Information provided »
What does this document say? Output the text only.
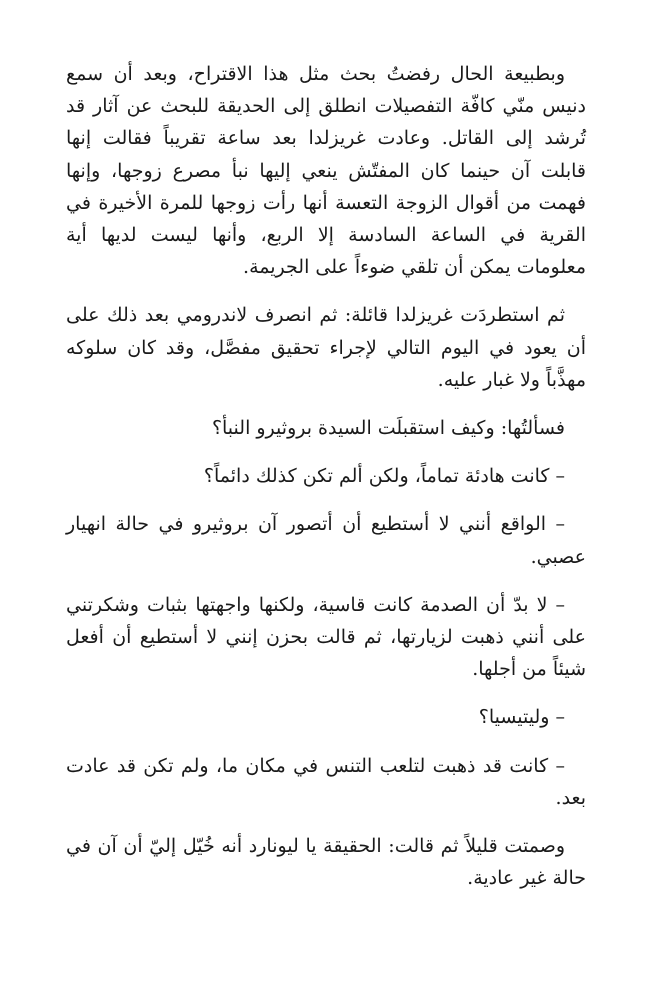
وبطبيعة الحال رفضتُ بحث مثل هذا الاقتراح، وبعد أن سمع دنيس منّي كافّة التفصيلات انطلق إلى الحديقة للبحث عن آثار قد تُرشد إلى القاتل. وعادت غريزلدا بعد ساعة تقريباً فقالت إنها قابلت آن حينما كان المفتّش ينعي إليها نبأ مصرع زوجها، وإنها فهمت من أقوال الزوجة التعسة أنها رأت زوجها للمرة الأخيرة في القرية في الساعة السادسة إلا الربع، وأنها ليست لديها أية معلومات يمكن أن تلقي ضوءاً على الجريمة.

ثم استطردَت غريزلدا قائلة: ثم انصرف لاندرومي بعد ذلك على أن يعود في اليوم التالي لإجراء تحقيق مفصَّل، وقد كان سلوكه مهذَّباً ولا غبار عليه.

فسألتُها: وكيف استقبلَت السيدة بروثيرو النبأ؟

– كانت هادئة تماماً، ولكن ألم تكن كذلك دائماً؟

– الواقع أنني لا أستطيع أن أتصور آن بروثيرو في حالة انهيار عصبي.

– لا بدّ أن الصدمة كانت قاسية، ولكنها واجهتها بثبات وشكرتني على أنني ذهبت لزيارتها، ثم قالت بحزن إنني لا أستطيع أن أفعل شيئاً من أجلها.

– وليتيسيا؟

– كانت قد ذهبت لتلعب التنس في مكان ما، ولم تكن قد عادت بعد.

وصمتت قليلاً ثم قالت: الحقيقة يا ليونارد أنه خُيّل إليّ أن آن في حالة غير عادية.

Exercise objective »
Every entry must be written out exactly, with all pictures left out.

Written answer »
What does this document say? Output the text only.
وبطبيعة الحال رفضتُ بحث مثل هذا الاقتراح، وبعد أن سمع دنيس منّي كافّة التفصيلات انطلق إلى الحديقة للبحث عن آثار قد تُرشد إلى القاتل. وعادت غريزلدا بعد ساعة تقريباً فقالت إنها قابلت آن حينما كان المفتّش ينعي إليها نبأ مصرع زوجها، وإنها فهمت من أقوال الزوجة التعسة أنها رأت زوجها للمرة الأخيرة في القرية في الساعة السادسة إلا الربع، وأنها ليست لديها أية معلومات يمكن أن تلقي ضوءاً على الجريمة.

ثم استطردَت غريزلدا قائلة: ثم انصرف لاندرومي بعد ذلك على أن يعود في اليوم التالي لإجراء تحقيق مفصَّل، وقد كان سلوكه مهذَّباً ولا غبار عليه.

فسألتُها: وكيف استقبلَت السيدة بروثيرو النبأ؟

– كانت هادئة تماماً، ولكن ألم تكن كذلك دائماً؟

– الواقع أنني لا أستطيع أن أتصور آن بروثيرو في حالة انهيار عصبي.

– لا بدّ أن الصدمة كانت قاسية، ولكنها واجهتها بثبات وشكرتني على أنني ذهبت لزيارتها، ثم قالت بحزن إنني لا أستطيع أن أفعل شيئاً من أجلها.

– وليتيسيا؟

– كانت قد ذهبت لتلعب التنس في مكان ما، ولم تكن قد عادت بعد.

وصمتت قليلاً ثم قالت: الحقيقة يا ليونارد أنه خُيّل إليّ أن آن في حالة غير عادية.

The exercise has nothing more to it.